Aim of the exercise
Rewrite the data below, replacing every "optimum-marker" with "optimum-point" and keeping everything else unchanged.

Stored items from a collection
* * * * *

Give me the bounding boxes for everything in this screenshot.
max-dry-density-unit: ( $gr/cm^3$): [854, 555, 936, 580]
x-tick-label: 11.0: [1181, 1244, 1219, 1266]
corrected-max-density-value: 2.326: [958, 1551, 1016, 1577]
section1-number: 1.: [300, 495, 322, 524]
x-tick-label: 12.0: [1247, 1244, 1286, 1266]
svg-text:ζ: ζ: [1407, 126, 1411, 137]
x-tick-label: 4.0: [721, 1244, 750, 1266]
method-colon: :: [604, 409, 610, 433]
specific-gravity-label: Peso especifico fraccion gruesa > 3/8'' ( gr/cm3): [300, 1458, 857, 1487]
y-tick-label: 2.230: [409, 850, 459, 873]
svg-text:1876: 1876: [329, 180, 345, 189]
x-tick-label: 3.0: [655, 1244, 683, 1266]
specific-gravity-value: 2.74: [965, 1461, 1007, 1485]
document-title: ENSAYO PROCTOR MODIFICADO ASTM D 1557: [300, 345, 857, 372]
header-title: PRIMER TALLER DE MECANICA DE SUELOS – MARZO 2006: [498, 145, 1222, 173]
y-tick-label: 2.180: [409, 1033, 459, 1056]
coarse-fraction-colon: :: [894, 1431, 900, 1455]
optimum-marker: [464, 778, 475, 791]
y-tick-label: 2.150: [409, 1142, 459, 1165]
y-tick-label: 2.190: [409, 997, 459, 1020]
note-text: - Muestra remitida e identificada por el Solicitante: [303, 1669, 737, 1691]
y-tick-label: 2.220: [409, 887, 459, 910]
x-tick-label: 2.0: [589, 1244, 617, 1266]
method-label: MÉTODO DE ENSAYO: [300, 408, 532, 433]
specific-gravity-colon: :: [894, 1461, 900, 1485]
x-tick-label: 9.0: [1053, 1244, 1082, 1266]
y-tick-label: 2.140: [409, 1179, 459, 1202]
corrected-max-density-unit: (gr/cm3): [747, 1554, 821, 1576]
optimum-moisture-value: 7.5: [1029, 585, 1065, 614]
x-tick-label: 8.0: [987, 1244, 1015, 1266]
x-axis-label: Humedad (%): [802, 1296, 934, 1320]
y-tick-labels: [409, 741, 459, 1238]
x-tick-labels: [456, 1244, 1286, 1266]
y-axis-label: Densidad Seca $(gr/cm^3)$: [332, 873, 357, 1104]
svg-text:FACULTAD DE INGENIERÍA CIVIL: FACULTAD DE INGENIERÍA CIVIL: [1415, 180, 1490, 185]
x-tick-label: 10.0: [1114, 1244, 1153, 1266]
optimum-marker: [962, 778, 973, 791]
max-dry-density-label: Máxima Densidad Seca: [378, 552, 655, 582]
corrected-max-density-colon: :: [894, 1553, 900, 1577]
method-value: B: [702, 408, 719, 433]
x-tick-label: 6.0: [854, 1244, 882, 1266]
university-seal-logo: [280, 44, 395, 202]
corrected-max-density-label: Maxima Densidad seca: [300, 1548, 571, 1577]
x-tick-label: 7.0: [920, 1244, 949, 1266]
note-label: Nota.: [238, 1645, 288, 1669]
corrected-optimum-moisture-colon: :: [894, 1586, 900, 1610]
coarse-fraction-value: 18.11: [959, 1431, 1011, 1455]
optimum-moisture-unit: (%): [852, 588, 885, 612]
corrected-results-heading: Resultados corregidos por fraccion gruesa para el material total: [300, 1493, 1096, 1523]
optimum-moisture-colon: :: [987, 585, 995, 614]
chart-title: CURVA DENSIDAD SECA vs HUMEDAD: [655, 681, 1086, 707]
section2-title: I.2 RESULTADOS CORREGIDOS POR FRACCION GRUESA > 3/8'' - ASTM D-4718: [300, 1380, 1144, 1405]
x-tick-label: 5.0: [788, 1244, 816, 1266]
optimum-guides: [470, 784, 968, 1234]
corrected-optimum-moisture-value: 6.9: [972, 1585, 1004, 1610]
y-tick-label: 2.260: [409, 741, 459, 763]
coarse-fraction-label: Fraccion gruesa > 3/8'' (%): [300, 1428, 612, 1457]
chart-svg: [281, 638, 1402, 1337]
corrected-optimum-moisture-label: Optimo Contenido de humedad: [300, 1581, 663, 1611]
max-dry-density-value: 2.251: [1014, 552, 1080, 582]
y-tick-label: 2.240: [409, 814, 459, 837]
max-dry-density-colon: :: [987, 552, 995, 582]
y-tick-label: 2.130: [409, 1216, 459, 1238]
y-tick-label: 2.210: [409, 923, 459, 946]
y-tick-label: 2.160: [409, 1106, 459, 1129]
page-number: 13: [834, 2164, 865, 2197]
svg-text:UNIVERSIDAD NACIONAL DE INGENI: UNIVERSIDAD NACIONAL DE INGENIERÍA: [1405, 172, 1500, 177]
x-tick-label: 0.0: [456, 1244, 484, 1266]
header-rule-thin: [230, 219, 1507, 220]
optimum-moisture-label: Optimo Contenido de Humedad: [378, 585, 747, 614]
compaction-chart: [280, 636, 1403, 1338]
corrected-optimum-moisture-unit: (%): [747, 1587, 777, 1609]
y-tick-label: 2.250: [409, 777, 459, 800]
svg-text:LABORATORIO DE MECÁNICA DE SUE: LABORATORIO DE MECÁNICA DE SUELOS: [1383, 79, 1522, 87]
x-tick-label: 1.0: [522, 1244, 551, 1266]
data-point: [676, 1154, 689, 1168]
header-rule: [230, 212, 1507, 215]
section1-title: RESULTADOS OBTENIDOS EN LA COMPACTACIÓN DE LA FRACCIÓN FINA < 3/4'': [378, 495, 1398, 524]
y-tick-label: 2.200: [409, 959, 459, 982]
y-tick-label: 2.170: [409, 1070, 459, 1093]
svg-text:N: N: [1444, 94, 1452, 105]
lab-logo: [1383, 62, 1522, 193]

* * * * *

Solution to this exercise
Give me the bounding boxes for everything in this screenshot.
max-dry-density-unit: ( $gr/cm^3$): [854, 555, 936, 580]
x-tick-label: 11.0: [1181, 1244, 1219, 1266]
corrected-max-density-value: 2.326: [958, 1551, 1016, 1577]
section1-number: 1.: [300, 495, 322, 524]
x-tick-label: 12.0: [1247, 1244, 1286, 1266]
svg-text:ζ: ζ: [1407, 126, 1411, 137]
x-tick-label: 4.0: [721, 1244, 750, 1266]
method-colon: :: [604, 409, 610, 433]
specific-gravity-label: Peso especifico fraccion gruesa > 3/8'' ( gr/cm3): [300, 1458, 857, 1487]
y-tick-label: 2.230: [409, 850, 459, 873]
svg-text:1876: 1876: [329, 180, 345, 189]
x-tick-label: 3.0: [655, 1244, 683, 1266]
specific-gravity-value: 2.74: [965, 1461, 1007, 1485]
document-title: ENSAYO PROCTOR MODIFICADO ASTM D 1557: [300, 345, 857, 372]
header-title: PRIMER TALLER DE MECANICA DE SUELOS – MARZO 2006: [498, 145, 1222, 173]
y-tick-label: 2.180: [409, 1033, 459, 1056]
coarse-fraction-colon: :: [894, 1431, 900, 1455]
optimum-point: [464, 778, 475, 791]
y-tick-label: 2.150: [409, 1142, 459, 1165]
y-tick-label: 2.190: [409, 997, 459, 1020]
note-text: - Muestra remitida e identificada por el Solicitante: [303, 1669, 737, 1691]
y-tick-label: 2.220: [409, 887, 459, 910]
x-tick-label: 2.0: [589, 1244, 617, 1266]
method-label: MÉTODO DE ENSAYO: [300, 408, 532, 433]
specific-gravity-colon: :: [894, 1461, 900, 1485]
x-tick-label: 9.0: [1053, 1244, 1082, 1266]
y-tick-label: 2.140: [409, 1179, 459, 1202]
corrected-max-density-unit: (gr/cm3): [747, 1554, 821, 1576]
optimum-moisture-value: 7.5: [1029, 585, 1065, 614]
x-tick-label: 8.0: [987, 1244, 1015, 1266]
x-axis-label: Humedad (%): [802, 1296, 934, 1320]
y-tick-labels: [409, 741, 459, 1238]
x-tick-labels: [456, 1244, 1286, 1266]
y-axis-label: Densidad Seca $(gr/cm^3)$: [332, 873, 357, 1104]
svg-text:FACULTAD DE INGENIERÍA CIVIL: FACULTAD DE INGENIERÍA CIVIL: [1415, 180, 1490, 185]
x-tick-label: 10.0: [1114, 1244, 1153, 1266]
optimum-point: [962, 778, 973, 791]
max-dry-density-label: Máxima Densidad Seca: [378, 552, 655, 582]
corrected-max-density-colon: :: [894, 1553, 900, 1577]
method-value: B: [702, 408, 719, 433]
x-tick-label: 6.0: [854, 1244, 882, 1266]
university-seal-logo: [280, 44, 395, 202]
corrected-max-density-label: Maxima Densidad seca: [300, 1548, 571, 1577]
x-tick-label: 7.0: [920, 1244, 949, 1266]
note-label: Nota.: [238, 1645, 288, 1669]
corrected-optimum-moisture-colon: :: [894, 1586, 900, 1610]
coarse-fraction-value: 18.11: [959, 1431, 1011, 1455]
optimum-moisture-unit: (%): [852, 588, 885, 612]
corrected-results-heading: Resultados corregidos por fraccion gruesa para el material total: [300, 1493, 1096, 1523]
optimum-moisture-colon: :: [987, 585, 995, 614]
chart-title: CURVA DENSIDAD SECA vs HUMEDAD: [655, 681, 1086, 707]
section2-title: I.2 RESULTADOS CORREGIDOS POR FRACCION GRUESA > 3/8'' - ASTM D-4718: [300, 1380, 1144, 1405]
x-tick-label: 5.0: [788, 1244, 816, 1266]
optimum-guides: [470, 784, 968, 1234]
corrected-optimum-moisture-value: 6.9: [972, 1585, 1004, 1610]
y-tick-label: 2.260: [409, 741, 459, 763]
coarse-fraction-label: Fraccion gruesa > 3/8'' (%): [300, 1428, 612, 1457]
chart-svg: [281, 638, 1402, 1337]
corrected-optimum-moisture-label: Optimo Contenido de humedad: [300, 1581, 663, 1611]
max-dry-density-value: 2.251: [1014, 552, 1080, 582]
y-tick-label: 2.240: [409, 814, 459, 837]
max-dry-density-colon: :: [987, 552, 995, 582]
y-tick-label: 2.130: [409, 1216, 459, 1238]
y-tick-label: 2.210: [409, 923, 459, 946]
y-tick-label: 2.160: [409, 1106, 459, 1129]
page-number: 13: [834, 2164, 865, 2197]
svg-text:UNIVERSIDAD NACIONAL DE INGENI: UNIVERSIDAD NACIONAL DE INGENIERÍA: [1405, 172, 1500, 177]
x-tick-label: 0.0: [456, 1244, 484, 1266]
header-rule-thin: [230, 219, 1507, 220]
optimum-moisture-label: Optimo Contenido de Humedad: [378, 585, 747, 614]
compaction-chart: [280, 636, 1403, 1338]
corrected-optimum-moisture-unit: (%): [747, 1587, 777, 1609]
y-tick-label: 2.250: [409, 777, 459, 800]
svg-text:LABORATORIO DE MECÁNICA DE SUE: LABORATORIO DE MECÁNICA DE SUELOS: [1383, 79, 1522, 87]
x-tick-label: 1.0: [522, 1244, 551, 1266]
data-point: [676, 1154, 689, 1168]
header-rule: [230, 212, 1507, 215]
section1-title: RESULTADOS OBTENIDOS EN LA COMPACTACIÓN DE LA FRACCIÓN FINA < 3/4'': [378, 495, 1398, 524]
y-tick-label: 2.200: [409, 959, 459, 982]
y-tick-label: 2.170: [409, 1070, 459, 1093]
svg-text:N: N: [1444, 94, 1452, 105]
lab-logo: [1383, 62, 1522, 193]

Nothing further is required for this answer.